### [TASK PROMPT]
Omit all pictures, then retype the data exactly as given.

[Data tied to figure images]
— begin —
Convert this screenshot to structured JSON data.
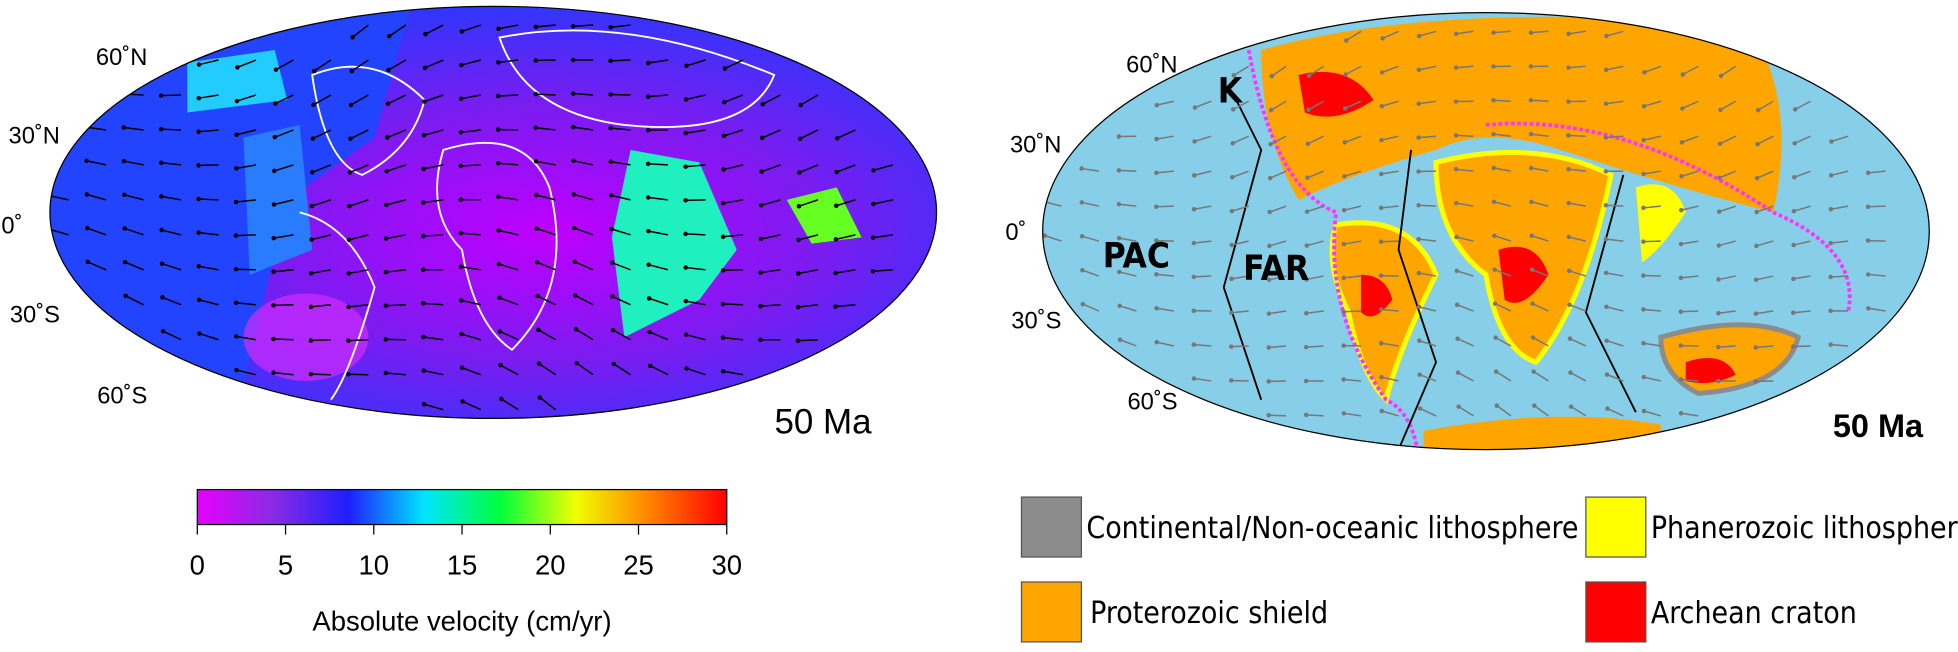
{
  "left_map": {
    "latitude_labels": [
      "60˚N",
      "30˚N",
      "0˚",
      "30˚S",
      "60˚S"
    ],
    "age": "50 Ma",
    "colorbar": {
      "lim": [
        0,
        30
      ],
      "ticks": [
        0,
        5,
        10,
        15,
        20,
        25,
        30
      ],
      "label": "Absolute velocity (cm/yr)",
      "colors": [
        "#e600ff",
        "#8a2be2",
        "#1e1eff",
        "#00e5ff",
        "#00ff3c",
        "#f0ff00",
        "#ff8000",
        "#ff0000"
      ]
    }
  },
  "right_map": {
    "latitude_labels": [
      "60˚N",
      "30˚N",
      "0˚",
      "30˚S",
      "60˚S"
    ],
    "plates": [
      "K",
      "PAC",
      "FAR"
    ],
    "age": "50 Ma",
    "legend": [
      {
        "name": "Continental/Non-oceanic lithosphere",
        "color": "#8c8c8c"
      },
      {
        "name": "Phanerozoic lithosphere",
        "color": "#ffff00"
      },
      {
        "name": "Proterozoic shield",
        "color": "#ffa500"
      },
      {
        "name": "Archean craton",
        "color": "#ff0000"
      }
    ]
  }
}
— end —
### [ANSWER]
Convert this screenshot to structured JSON data.
{
  "left_map": {
    "latitude_labels": [
      "60˚N",
      "30˚N",
      "0˚",
      "30˚S",
      "60˚S"
    ],
    "age": "50 Ma",
    "colorbar": {
      "lim": [
        0,
        30
      ],
      "ticks": [
        0,
        5,
        10,
        15,
        20,
        25,
        30
      ],
      "label": "Absolute velocity (cm/yr)",
      "colors": [
        "#e600ff",
        "#8a2be2",
        "#1e1eff",
        "#00e5ff",
        "#00ff3c",
        "#f0ff00",
        "#ff8000",
        "#ff0000"
      ]
    }
  },
  "right_map": {
    "latitude_labels": [
      "60˚N",
      "30˚N",
      "0˚",
      "30˚S",
      "60˚S"
    ],
    "plates": [
      "K",
      "PAC",
      "FAR"
    ],
    "age": "50 Ma",
    "legend": [
      {
        "name": "Continental/Non-oceanic lithosphere",
        "color": "#8c8c8c"
      },
      {
        "name": "Phanerozoic lithosphere",
        "color": "#ffff00"
      },
      {
        "name": "Proterozoic shield",
        "color": "#ffa500"
      },
      {
        "name": "Archean craton",
        "color": "#ff0000"
      }
    ]
  }
}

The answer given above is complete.